Records
— BEGIN —

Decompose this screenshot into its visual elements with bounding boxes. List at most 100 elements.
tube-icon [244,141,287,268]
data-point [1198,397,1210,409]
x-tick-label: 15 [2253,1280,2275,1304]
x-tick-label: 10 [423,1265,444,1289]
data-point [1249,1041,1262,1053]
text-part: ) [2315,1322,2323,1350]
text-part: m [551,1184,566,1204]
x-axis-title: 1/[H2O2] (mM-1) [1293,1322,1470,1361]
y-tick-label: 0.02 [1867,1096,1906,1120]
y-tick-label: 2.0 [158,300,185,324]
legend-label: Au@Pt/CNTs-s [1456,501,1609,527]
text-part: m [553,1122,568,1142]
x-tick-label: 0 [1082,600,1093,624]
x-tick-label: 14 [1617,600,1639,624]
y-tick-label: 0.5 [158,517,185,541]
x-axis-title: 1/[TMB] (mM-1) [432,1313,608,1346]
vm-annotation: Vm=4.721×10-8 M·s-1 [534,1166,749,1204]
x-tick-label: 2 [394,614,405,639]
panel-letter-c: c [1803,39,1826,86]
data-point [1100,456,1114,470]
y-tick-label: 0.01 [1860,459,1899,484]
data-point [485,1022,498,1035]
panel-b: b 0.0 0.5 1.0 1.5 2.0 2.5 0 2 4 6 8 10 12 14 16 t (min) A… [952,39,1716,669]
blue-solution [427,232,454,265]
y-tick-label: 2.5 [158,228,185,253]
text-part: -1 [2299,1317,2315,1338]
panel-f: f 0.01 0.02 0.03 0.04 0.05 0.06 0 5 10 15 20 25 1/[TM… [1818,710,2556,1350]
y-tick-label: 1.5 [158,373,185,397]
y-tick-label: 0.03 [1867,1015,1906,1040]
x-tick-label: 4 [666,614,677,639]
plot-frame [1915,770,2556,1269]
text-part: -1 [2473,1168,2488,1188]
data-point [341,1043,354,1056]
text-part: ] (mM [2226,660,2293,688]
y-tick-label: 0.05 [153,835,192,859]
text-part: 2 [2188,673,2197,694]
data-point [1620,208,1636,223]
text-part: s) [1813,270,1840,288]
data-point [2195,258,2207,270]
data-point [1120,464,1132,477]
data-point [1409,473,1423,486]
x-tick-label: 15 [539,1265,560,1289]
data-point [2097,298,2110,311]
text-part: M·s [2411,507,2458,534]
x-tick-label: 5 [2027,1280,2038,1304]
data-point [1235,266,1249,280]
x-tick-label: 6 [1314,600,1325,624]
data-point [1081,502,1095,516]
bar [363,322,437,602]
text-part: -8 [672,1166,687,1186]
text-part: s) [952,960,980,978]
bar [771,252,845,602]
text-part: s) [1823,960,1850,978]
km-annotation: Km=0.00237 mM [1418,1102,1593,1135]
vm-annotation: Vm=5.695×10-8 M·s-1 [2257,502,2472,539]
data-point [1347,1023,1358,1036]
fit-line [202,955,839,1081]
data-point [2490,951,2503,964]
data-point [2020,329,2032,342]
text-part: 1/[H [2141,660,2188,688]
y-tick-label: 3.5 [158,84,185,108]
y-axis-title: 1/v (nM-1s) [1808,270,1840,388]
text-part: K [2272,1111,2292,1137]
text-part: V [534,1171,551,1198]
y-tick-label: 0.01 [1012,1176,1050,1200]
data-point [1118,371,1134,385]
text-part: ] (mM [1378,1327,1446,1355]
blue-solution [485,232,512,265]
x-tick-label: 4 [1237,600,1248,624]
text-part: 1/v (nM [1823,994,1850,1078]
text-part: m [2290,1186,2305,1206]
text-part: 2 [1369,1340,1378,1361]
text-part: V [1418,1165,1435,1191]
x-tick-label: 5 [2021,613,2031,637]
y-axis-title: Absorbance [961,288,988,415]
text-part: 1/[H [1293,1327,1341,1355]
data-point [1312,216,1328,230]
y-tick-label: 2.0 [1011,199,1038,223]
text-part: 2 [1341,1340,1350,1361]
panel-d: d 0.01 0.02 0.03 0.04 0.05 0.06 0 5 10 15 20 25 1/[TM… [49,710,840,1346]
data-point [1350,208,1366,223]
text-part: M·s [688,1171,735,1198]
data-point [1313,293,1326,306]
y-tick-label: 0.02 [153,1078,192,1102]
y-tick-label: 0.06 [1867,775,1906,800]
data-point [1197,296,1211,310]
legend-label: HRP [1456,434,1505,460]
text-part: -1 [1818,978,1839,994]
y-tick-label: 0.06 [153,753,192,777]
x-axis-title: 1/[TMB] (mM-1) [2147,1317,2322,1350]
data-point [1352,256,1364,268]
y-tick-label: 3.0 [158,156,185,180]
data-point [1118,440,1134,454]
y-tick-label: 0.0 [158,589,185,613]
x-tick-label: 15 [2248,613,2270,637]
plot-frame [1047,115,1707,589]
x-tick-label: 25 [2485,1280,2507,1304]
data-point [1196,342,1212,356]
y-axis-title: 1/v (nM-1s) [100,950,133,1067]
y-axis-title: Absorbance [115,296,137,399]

— END —

Format every line of the records above as a JSON list of strings, one string per line, leaving out blank lines.

[
  "Decompose this screenshot into its visual elements with bounding boxes. List at most 100 elements.",
  "tube-icon [244,141,287,268]",
  "data-point [1198,397,1210,409]",
  "x-tick-label: 15 [2253,1280,2275,1304]",
  "x-tick-label: 10 [423,1265,444,1289]",
  "data-point [1249,1041,1262,1053]",
  "text-part: ) [2315,1322,2323,1350]",
  "text-part: m [551,1184,566,1204]",
  "x-axis-title: 1/[H2O2] (mM-1) [1293,1322,1470,1361]",
  "y-tick-label: 0.02 [1867,1096,1906,1120]",
  "y-tick-label: 2.0 [158,300,185,324]",
  "legend-label: Au@Pt/CNTs-s [1456,501,1609,527]",
  "text-part: m [553,1122,568,1142]",
  "x-tick-label: 0 [1082,600,1093,624]",
  "x-tick-label: 14 [1617,600,1639,624]",
  "y-tick-label: 0.5 [158,517,185,541]",
  "x-axis-title: 1/[TMB] (mM-1) [432,1313,608,1346]",
  "vm-annotation: Vm=4.721×10-8 M·s-1 [534,1166,749,1204]",
  "x-tick-label: 2 [394,614,405,639]",
  "panel-letter-c: c [1803,39,1826,86]",
  "data-point [1100,456,1114,470]",
  "y-tick-label: 0.01 [1860,459,1899,484]",
  "data-point [485,1022,498,1035]",
  "panel-b: b 0.0 0.5 1.0 1.5 2.0 2.5 0 2 4 6 8 10 12 14 16 t (min) A… [952,39,1716,669]",
  "blue-solution [427,232,454,265]",
  "y-tick-label: 2.5 [158,228,185,253]",
  "text-part: -1 [2299,1317,2315,1338]",
  "panel-f: f 0.01 0.02 0.03 0.04 0.05 0.06 0 5 10 15 20 25 1/[TM… [1818,710,2556,1350]",
  "y-tick-label: 1.5 [158,373,185,397]",
  "y-tick-label: 0.03 [1867,1015,1906,1040]",
  "x-tick-label: 4 [666,614,677,639]",
  "plot-frame [1915,770,2556,1269]",
  "text-part: -1 [2473,1168,2488,1188]",
  "data-point [341,1043,354,1056]",
  "text-part: ] (mM [2226,660,2293,688]",
  "y-tick-label: 0.05 [153,835,192,859]",
  "text-part: 2 [2188,673,2197,694]",
  "data-point [1620,208,1636,223]",
  "text-part: s) [1813,270,1840,288]",
  "data-point [2195,258,2207,270]",
  "data-point [1120,464,1132,477]",
  "data-point [1409,473,1423,486]",
  "x-tick-label: 15 [539,1265,560,1289]",
  "data-point [2097,298,2110,311]",
  "text-part: M·s [2411,507,2458,534]",
  "x-tick-label: 5 [2027,1280,2038,1304]",
  "data-point [1235,266,1249,280]",
  "x-tick-label: 6 [1314,600,1325,624]",
  "data-point [1081,502,1095,516]",
  "bar [363,322,437,602]",
  "text-part: -8 [672,1166,687,1186]",
  "text-part: s) [952,960,980,978]",
  "bar [771,252,845,602]",
  "text-part: s) [1823,960,1850,978]",
  "km-annotation: Km=0.00237 mM [1418,1102,1593,1135]",
  "vm-annotation: Vm=5.695×10-8 M·s-1 [2257,502,2472,539]",
  "data-point [1347,1023,1358,1036]",
  "fit-line [202,955,839,1081]",
  "data-point [2490,951,2503,964]",
  "data-point [2020,329,2032,342]",
  "text-part: 1/[H [2141,660,2188,688]",
  "y-tick-label: 3.5 [158,84,185,108]",
  "y-axis-title: 1/v (nM-1s) [1808,270,1840,388]",
  "text-part: K [2272,1111,2292,1137]",
  "text-part: V [534,1171,551,1198]",
  "y-tick-label: 0.01 [1012,1176,1050,1200]",
  "data-point [1118,371,1134,385]",
  "text-part: ] (mM [1378,1327,1446,1355]",
  "blue-solution [485,232,512,265]",
  "x-tick-label: 4 [1237,600,1248,624]",
  "text-part: 1/v (nM [1823,994,1850,1078]",
  "text-part: m [2290,1186,2305,1206]",
  "text-part: 2 [1369,1340,1378,1361]",
  "text-part: V [1418,1165,1435,1191]",
  "x-tick-label: 5 [2021,613,2031,637]",
  "y-axis-title: Absorbance [961,288,988,415]",
  "text-part: 1/[H [1293,1327,1341,1355]",
  "data-point [1312,216,1328,230]",
  "y-tick-label: 2.0 [1011,199,1038,223]",
  "text-part: 2 [1341,1340,1350,1361]",
  "panel-d: d 0.01 0.02 0.03 0.04 0.05 0.06 0 5 10 15 20 25 1/[TM… [49,710,840,1346]",
  "data-point [1350,208,1366,223]",
  "text-part: M·s [688,1171,735,1198]",
  "data-point [1313,293,1326,306]",
  "y-tick-label: 0.02 [153,1078,192,1102]",
  "y-tick-label: 0.06 [1867,775,1906,800]",
  "data-point [1197,296,1211,310]",
  "legend-label: HRP [1456,434,1505,460]",
  "text-part: -1 [1818,978,1839,994]",
  "y-tick-label: 0.06 [153,753,192,777]",
  "x-axis-title: 1/[TMB] (mM-1) [2147,1317,2322,1350]",
  "data-point [1352,256,1364,268]",
  "y-tick-label: 3.0 [158,156,185,180]",
  "data-point [1118,440,1134,454]",
  "y-tick-label: 0.0 [158,589,185,613]",
  "x-tick-label: 15 [2248,613,2270,637]",
  "plot-frame [1047,115,1707,589]",
  "x-tick-label: 25 [2485,1280,2507,1304]",
  "data-point [1196,342,1212,356]",
  "y-axis-title: 1/v (nM-1s) [100,950,133,1067]",
  "y-axis-title: Absorbance [115,296,137,399]"
]